• **Dados do exercício**
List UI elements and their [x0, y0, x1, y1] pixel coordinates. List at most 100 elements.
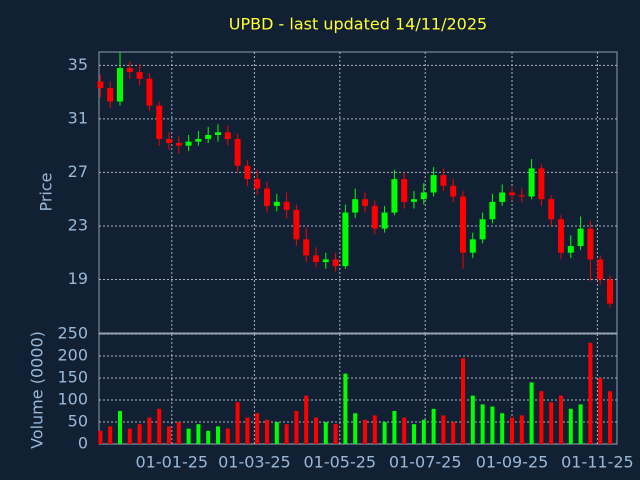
- volume-tick-label: 0: [78, 434, 88, 453]
- volume-bar: [147, 417, 152, 444]
- volume-bar: [431, 408, 436, 444]
- volume-bar: [333, 424, 338, 444]
- candle-body: [538, 168, 545, 200]
- candle-body: [303, 239, 310, 256]
- y-tick-label: 31: [68, 108, 88, 127]
- candle-body: [381, 212, 388, 229]
- candle-body: [587, 228, 594, 260]
- x-tick-label: 01-09-25: [476, 453, 549, 472]
- candle-body: [234, 138, 241, 166]
- y-tick-label: 19: [68, 269, 88, 288]
- volume-bar: [206, 430, 211, 444]
- candle-body: [264, 188, 270, 206]
- volume-bar: [265, 419, 269, 444]
- candle-body: [371, 205, 378, 229]
- x-tick-label: 01-01-25: [135, 453, 208, 472]
- candle-body: [479, 219, 486, 240]
- volume-bar: [529, 382, 534, 444]
- volume-bar: [176, 422, 181, 444]
- candle-body: [352, 199, 359, 213]
- candle-body: [224, 132, 231, 139]
- volume-bar: [304, 395, 309, 444]
- candle-body: [117, 68, 123, 102]
- candle-body: [391, 179, 398, 213]
- candle-body: [126, 68, 133, 73]
- candle-body: [332, 259, 339, 267]
- y-axis-label: Price: [37, 172, 56, 211]
- candle-body: [205, 134, 212, 139]
- volume-bar: [480, 404, 485, 444]
- volume-bar: [608, 391, 612, 444]
- volume-bar: [568, 408, 573, 444]
- candle-body: [342, 212, 349, 267]
- volume-bar: [549, 402, 554, 444]
- candle-body: [401, 179, 408, 202]
- volume-bar: [559, 395, 563, 444]
- candle-body: [136, 72, 143, 79]
- candle-body: [528, 168, 535, 197]
- volume-bar: [216, 426, 220, 444]
- x-tick-label: 01-03-25: [218, 453, 291, 472]
- volume-bar: [412, 424, 416, 444]
- volume-bar: [598, 378, 603, 444]
- x-tick-label: 01-05-25: [303, 453, 376, 472]
- volume-bar: [127, 428, 132, 444]
- volume-bar: [578, 404, 583, 444]
- candle-body: [420, 192, 427, 200]
- volume-tick-label: 50: [68, 412, 88, 431]
- volume-bar: [225, 428, 230, 444]
- volume-bar: [118, 411, 122, 444]
- candle-body: [156, 105, 163, 139]
- candle-body: [597, 259, 604, 280]
- volume-bar: [98, 430, 103, 444]
- volume-bar: [137, 424, 142, 444]
- volume-bar: [372, 415, 377, 444]
- candle-body: [558, 219, 564, 253]
- candle-body: [469, 239, 476, 253]
- volume-bar: [392, 411, 397, 444]
- candle-body: [607, 279, 613, 304]
- candle-body: [215, 132, 221, 135]
- volume-bar: [461, 358, 465, 444]
- volume-bar: [167, 426, 171, 444]
- volume-bar: [470, 395, 475, 444]
- candle-body: [450, 185, 457, 197]
- candle-body: [460, 196, 466, 253]
- candle-body: [244, 165, 251, 180]
- volume-bar: [490, 406, 495, 444]
- candle-body: [577, 228, 584, 247]
- volume-bar: [323, 422, 328, 444]
- volume-bar: [588, 342, 593, 444]
- volume-bar: [500, 413, 505, 444]
- volume-bar: [519, 415, 524, 444]
- volume-bar: [274, 422, 279, 444]
- candle-body: [254, 179, 261, 189]
- volume-bar: [539, 391, 544, 444]
- volume-bar: [353, 413, 358, 444]
- y-tick-label: 23: [68, 215, 88, 234]
- volume-bar: [157, 408, 162, 444]
- volume-panel: [98, 333, 618, 445]
- candle-body: [322, 259, 329, 263]
- candle-body: [489, 201, 496, 220]
- volume-bar: [294, 411, 299, 444]
- candle-body: [166, 138, 172, 143]
- volume-bar: [245, 417, 250, 444]
- volume-bar: [284, 424, 289, 444]
- volume-bar: [402, 417, 407, 444]
- volume-bar: [314, 417, 318, 444]
- volume-bar: [363, 419, 367, 444]
- volume-tick-label: 250: [57, 324, 88, 343]
- volume-bar: [186, 428, 191, 444]
- candle-body: [548, 199, 555, 220]
- volume-bar: [382, 422, 387, 444]
- candle-body: [283, 201, 290, 210]
- candle-body: [146, 78, 153, 106]
- candle-body: [518, 195, 525, 197]
- price-panel: [98, 51, 618, 334]
- volume-tick-label: 150: [57, 368, 88, 387]
- candle-body: [185, 141, 192, 146]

• **Enunciado da tarefa**
Expresse todas as linhas dos registros acima como uma lista numerada, sem linhas em branco. Omita as imagens da resposta.

• **Resposta**
1. List UI elements and their [x0, y0, x1, y1] pixel coordinates. List at most 100 elements.
2. - volume-tick-label: 0: [78, 434, 88, 453]
3. - volume-bar: [147, 417, 152, 444]
4. - volume-bar: [431, 408, 436, 444]
5. - volume-bar: [333, 424, 338, 444]
6. - candle-body: [538, 168, 545, 200]
7. - candle-body: [303, 239, 310, 256]
8. - y-tick-label: 31: [68, 108, 88, 127]
9. - candle-body: [381, 212, 388, 229]
10. - candle-body: [587, 228, 594, 260]
11. - x-tick-label: 01-09-25: [476, 453, 549, 472]
12. - candle-body: [234, 138, 241, 166]
13. - y-tick-label: 19: [68, 269, 88, 288]
14. - volume-bar: [206, 430, 211, 444]
15. - candle-body: [264, 188, 270, 206]
16. - volume-bar: [265, 419, 269, 444]
17. - candle-body: [371, 205, 378, 229]
18. - x-tick-label: 01-01-25: [135, 453, 208, 472]
19. - candle-body: [479, 219, 486, 240]
20. - volume-bar: [529, 382, 534, 444]
21. - volume-bar: [176, 422, 181, 444]
22. - candle-body: [352, 199, 359, 213]
23. - candle-body: [224, 132, 231, 139]
24. - volume-bar: [304, 395, 309, 444]
25. - candle-body: [117, 68, 123, 102]
26. - candle-body: [391, 179, 398, 213]
27. - candle-body: [126, 68, 133, 73]
28. - candle-body: [332, 259, 339, 267]
29. - y-axis-label: Price: [37, 172, 56, 211]
30. - candle-body: [205, 134, 212, 139]
31. - volume-bar: [480, 404, 485, 444]
32. - volume-bar: [608, 391, 612, 444]
33. - volume-bar: [568, 408, 573, 444]
34. - candle-body: [342, 212, 349, 267]
35. - volume-bar: [549, 402, 554, 444]
36. - candle-body: [401, 179, 408, 202]
37. - volume-bar: [559, 395, 563, 444]
38. - candle-body: [136, 72, 143, 79]
39. - candle-body: [528, 168, 535, 197]
40. - volume-bar: [216, 426, 220, 444]
41. - x-tick-label: 01-03-25: [218, 453, 291, 472]
42. - volume-bar: [412, 424, 416, 444]
43. - volume-bar: [598, 378, 603, 444]
44. - x-tick-label: 01-05-25: [303, 453, 376, 472]
45. - volume-bar: [127, 428, 132, 444]
46. - volume-bar: [578, 404, 583, 444]
47. - candle-body: [420, 192, 427, 200]
48. - volume-tick-label: 50: [68, 412, 88, 431]
49. - volume-bar: [225, 428, 230, 444]
50. - volume-bar: [118, 411, 122, 444]
51. - candle-body: [156, 105, 163, 139]
52. - candle-body: [597, 259, 604, 280]
53. - volume-bar: [98, 430, 103, 444]
54. - volume-bar: [137, 424, 142, 444]
55. - volume-bar: [372, 415, 377, 444]
56. - candle-body: [558, 219, 564, 253]
57. - candle-body: [469, 239, 476, 253]
58. - volume-bar: [392, 411, 397, 444]
59. - candle-body: [607, 279, 613, 304]
60. - candle-body: [215, 132, 221, 135]
61. - volume-bar: [461, 358, 465, 444]
62. - volume-bar: [167, 426, 171, 444]
63. - volume-bar: [470, 395, 475, 444]
64. - candle-body: [450, 185, 457, 197]
65. - candle-body: [460, 196, 466, 253]
66. - candle-body: [244, 165, 251, 180]
67. - volume-bar: [490, 406, 495, 444]
68. - candle-body: [577, 228, 584, 247]
69. - volume-bar: [323, 422, 328, 444]
70. - volume-bar: [588, 342, 593, 444]
71. - volume-bar: [500, 413, 505, 444]
72. - volume-bar: [519, 415, 524, 444]
73. - volume-bar: [274, 422, 279, 444]
74. - candle-body: [254, 179, 261, 189]
75. - volume-bar: [539, 391, 544, 444]
76. - volume-bar: [353, 413, 358, 444]
77. - y-tick-label: 23: [68, 215, 88, 234]
78. - volume-bar: [157, 408, 162, 444]
79. - volume-panel: [98, 333, 618, 445]
80. - candle-body: [322, 259, 329, 263]
81. - candle-body: [489, 201, 496, 220]
82. - volume-bar: [294, 411, 299, 444]
83. - candle-body: [166, 138, 172, 143]
84. - volume-bar: [245, 417, 250, 444]
85. - volume-bar: [284, 424, 289, 444]
86. - volume-bar: [402, 417, 407, 444]
87. - volume-bar: [314, 417, 318, 444]
88. - volume-bar: [363, 419, 367, 444]
89. - volume-tick-label: 250: [57, 324, 88, 343]
90. - volume-bar: [186, 428, 191, 444]
91. - candle-body: [548, 199, 555, 220]
92. - volume-bar: [382, 422, 387, 444]
93. - candle-body: [283, 201, 290, 210]
94. - candle-body: [146, 78, 153, 106]
95. - candle-body: [518, 195, 525, 197]
96. - price-panel: [98, 51, 618, 334]
97. - volume-tick-label: 150: [57, 368, 88, 387]
98. - candle-body: [185, 141, 192, 146]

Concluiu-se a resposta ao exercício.